# WHAT TO DO:
Omit the images. Copy each entry word for word.

# GIVEN RECORDS:
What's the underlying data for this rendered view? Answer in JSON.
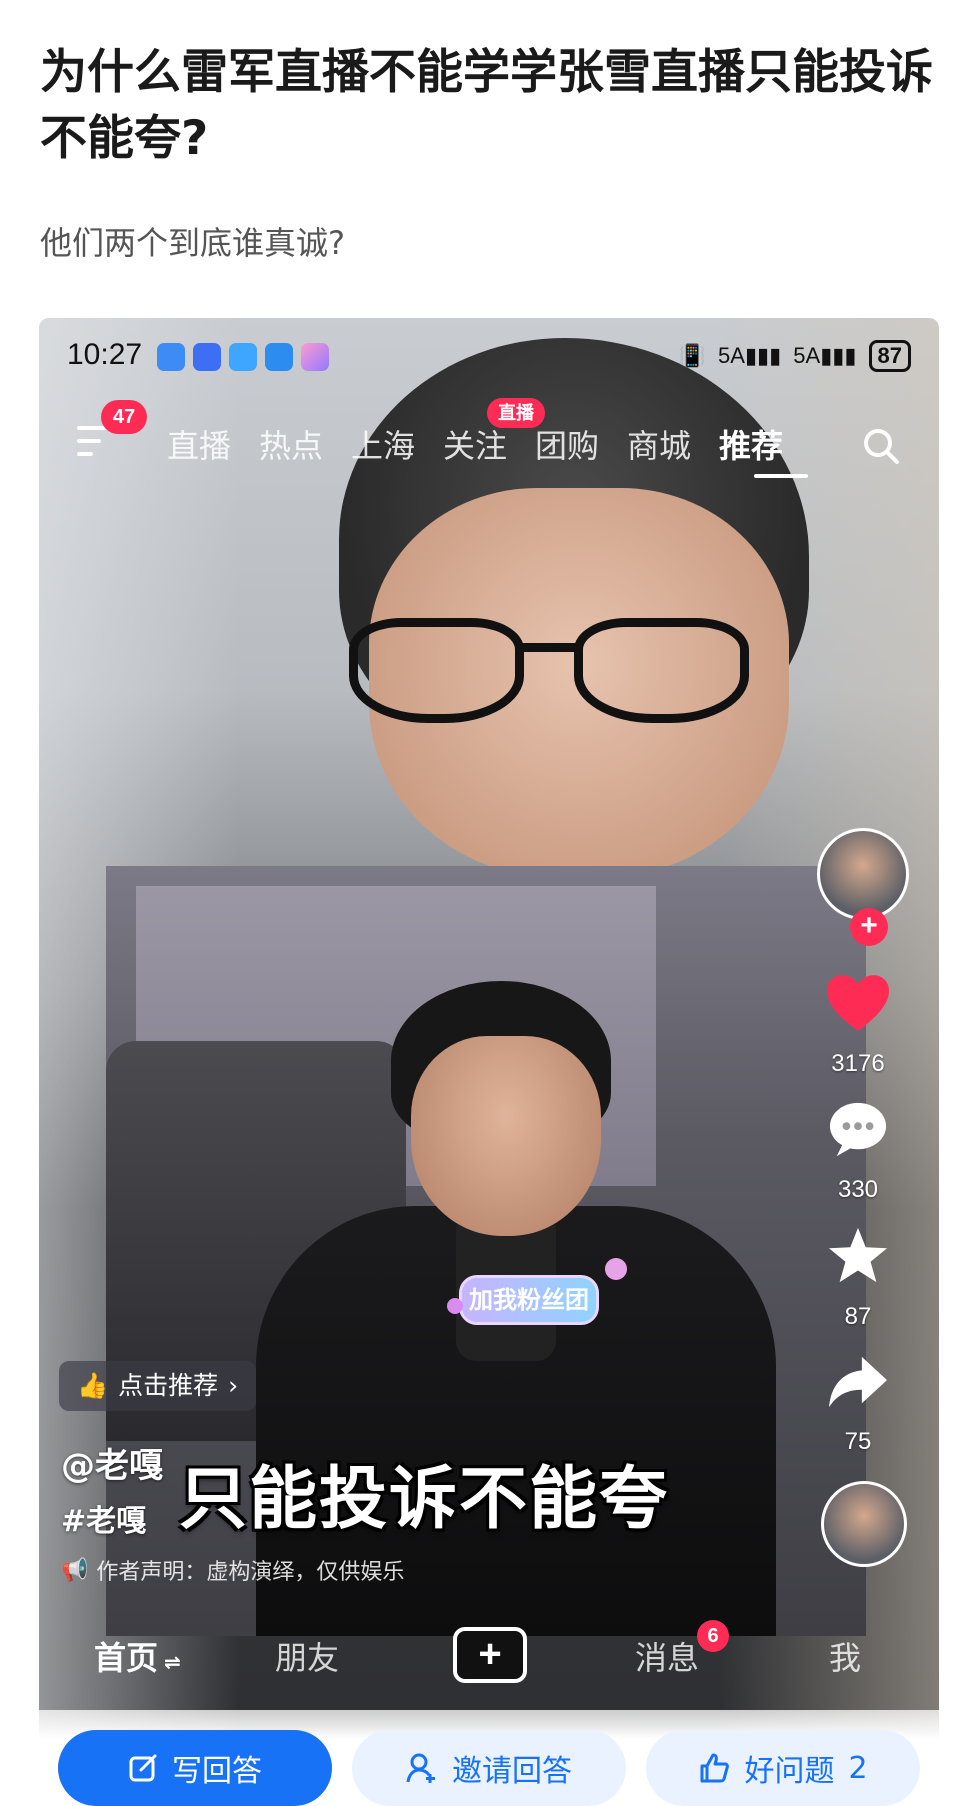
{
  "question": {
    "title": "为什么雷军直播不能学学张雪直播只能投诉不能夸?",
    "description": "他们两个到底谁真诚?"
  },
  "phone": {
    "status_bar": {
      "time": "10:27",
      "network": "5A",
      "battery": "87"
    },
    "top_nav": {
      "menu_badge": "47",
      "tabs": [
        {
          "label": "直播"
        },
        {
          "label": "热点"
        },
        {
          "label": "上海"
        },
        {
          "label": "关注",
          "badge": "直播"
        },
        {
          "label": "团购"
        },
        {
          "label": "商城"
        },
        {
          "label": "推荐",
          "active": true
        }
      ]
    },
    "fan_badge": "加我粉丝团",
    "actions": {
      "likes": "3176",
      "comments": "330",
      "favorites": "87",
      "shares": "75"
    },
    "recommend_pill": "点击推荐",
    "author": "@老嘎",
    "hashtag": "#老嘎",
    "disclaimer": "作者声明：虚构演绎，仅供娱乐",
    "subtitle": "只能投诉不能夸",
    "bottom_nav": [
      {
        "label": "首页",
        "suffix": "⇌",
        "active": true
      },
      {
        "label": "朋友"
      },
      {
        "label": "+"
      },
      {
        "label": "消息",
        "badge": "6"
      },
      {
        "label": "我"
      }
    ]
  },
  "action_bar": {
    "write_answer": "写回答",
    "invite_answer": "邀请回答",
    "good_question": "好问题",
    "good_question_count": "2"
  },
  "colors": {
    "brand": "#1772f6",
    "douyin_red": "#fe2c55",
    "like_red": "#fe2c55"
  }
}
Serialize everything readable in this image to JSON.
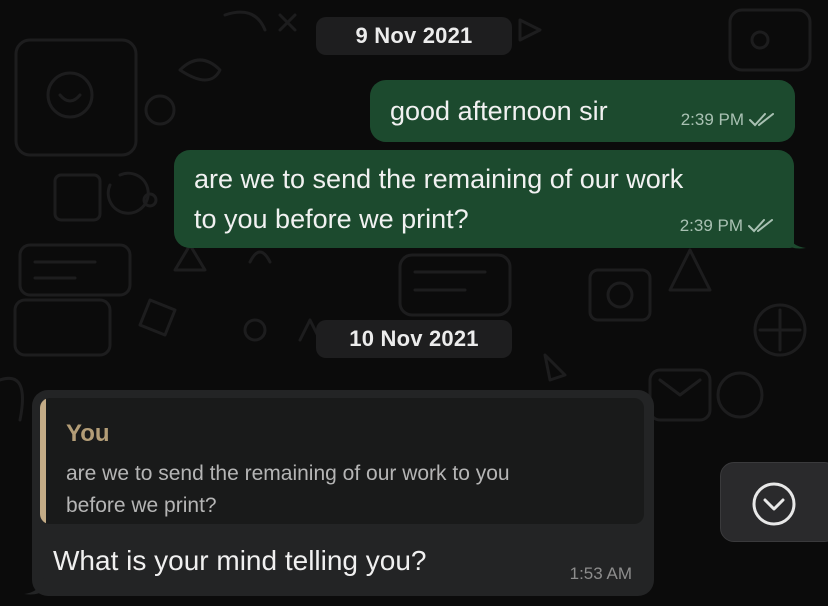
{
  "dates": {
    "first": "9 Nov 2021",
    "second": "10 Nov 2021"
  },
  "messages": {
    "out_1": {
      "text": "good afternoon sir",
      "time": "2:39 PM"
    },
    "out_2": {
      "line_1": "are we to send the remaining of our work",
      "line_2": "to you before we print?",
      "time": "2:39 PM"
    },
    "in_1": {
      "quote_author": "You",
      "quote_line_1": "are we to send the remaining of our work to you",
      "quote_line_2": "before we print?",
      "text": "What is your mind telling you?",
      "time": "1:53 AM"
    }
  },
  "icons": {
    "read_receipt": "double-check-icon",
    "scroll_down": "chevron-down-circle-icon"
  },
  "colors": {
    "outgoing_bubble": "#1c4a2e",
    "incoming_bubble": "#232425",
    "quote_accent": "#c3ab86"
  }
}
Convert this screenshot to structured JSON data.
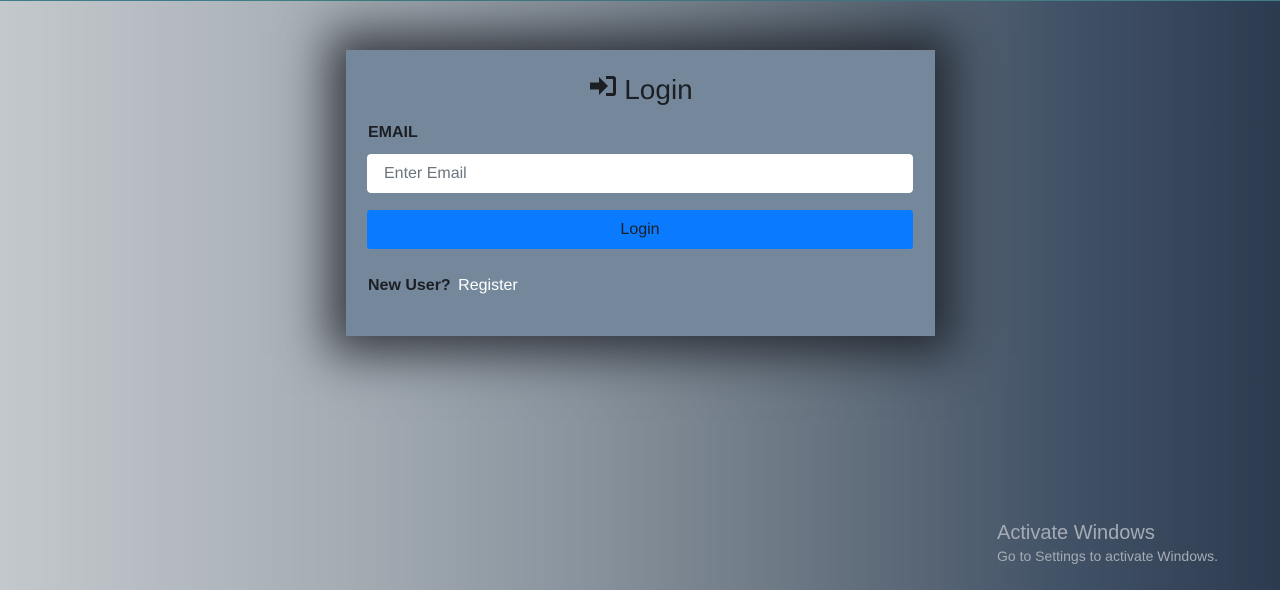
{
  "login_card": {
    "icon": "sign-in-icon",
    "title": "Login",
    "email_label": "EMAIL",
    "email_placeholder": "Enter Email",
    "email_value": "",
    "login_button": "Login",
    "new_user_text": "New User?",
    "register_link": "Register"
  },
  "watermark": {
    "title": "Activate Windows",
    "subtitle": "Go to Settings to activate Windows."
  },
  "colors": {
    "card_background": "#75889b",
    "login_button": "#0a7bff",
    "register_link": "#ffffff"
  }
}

# SOLUTION TO THIS PROBLEM:
What's the underlying data for this rendered view? Answer in JSON.
{
  "question": {
    "title": "为什么雷军直播不能学学张雪直播只能投诉不能夸?",
    "description": "他们两个到底谁真诚?"
  },
  "phone": {
    "status_bar": {
      "time": "10:27",
      "network": "5A",
      "battery": "87"
    },
    "top_nav": {
      "menu_badge": "47",
      "tabs": [
        {
          "label": "直播"
        },
        {
          "label": "热点"
        },
        {
          "label": "上海"
        },
        {
          "label": "关注",
          "badge": "直播"
        },
        {
          "label": "团购"
        },
        {
          "label": "商城"
        },
        {
          "label": "推荐",
          "active": true
        }
      ]
    },
    "fan_badge": "加我粉丝团",
    "actions": {
      "likes": "3176",
      "comments": "330",
      "favorites": "87",
      "shares": "75"
    },
    "recommend_pill": "点击推荐",
    "author": "@老嘎",
    "hashtag": "#老嘎",
    "disclaimer": "作者声明：虚构演绎，仅供娱乐",
    "subtitle": "只能投诉不能夸",
    "bottom_nav": [
      {
        "label": "首页",
        "suffix": "⇌",
        "active": true
      },
      {
        "label": "朋友"
      },
      {
        "label": "+"
      },
      {
        "label": "消息",
        "badge": "6"
      },
      {
        "label": "我"
      }
    ]
  },
  "action_bar": {
    "write_answer": "写回答",
    "invite_answer": "邀请回答",
    "good_question": "好问题",
    "good_question_count": "2"
  },
  "colors": {
    "brand": "#1772f6",
    "douyin_red": "#fe2c55",
    "like_red": "#fe2c55"
  }
}
Serialize everything readable in this image to JSON.
{
  "dates": {
    "first": "9 Nov 2021",
    "second": "10 Nov 2021"
  },
  "messages": {
    "out_1": {
      "text": "good afternoon sir",
      "time": "2:39 PM"
    },
    "out_2": {
      "line_1": "are we to send the remaining of our work",
      "line_2": "to you before we print?",
      "time": "2:39 PM"
    },
    "in_1": {
      "quote_author": "You",
      "quote_line_1": "are we to send the remaining of our work to you",
      "quote_line_2": "before we print?",
      "text": "What is your mind telling you?",
      "time": "1:53 AM"
    }
  },
  "icons": {
    "read_receipt": "double-check-icon",
    "scroll_down": "chevron-down-circle-icon"
  },
  "colors": {
    "outgoing_bubble": "#1c4a2e",
    "incoming_bubble": "#232425",
    "quote_accent": "#c3ab86"
  }
}
Convert this screenshot to structured JSON data.
{
  "login_card": {
    "icon": "sign-in-icon",
    "title": "Login",
    "email_label": "EMAIL",
    "email_placeholder": "Enter Email",
    "email_value": "",
    "login_button": "Login",
    "new_user_text": "New User?",
    "register_link": "Register"
  },
  "watermark": {
    "title": "Activate Windows",
    "subtitle": "Go to Settings to activate Windows."
  },
  "colors": {
    "card_background": "#75889b",
    "login_button": "#0a7bff",
    "register_link": "#ffffff"
  }
}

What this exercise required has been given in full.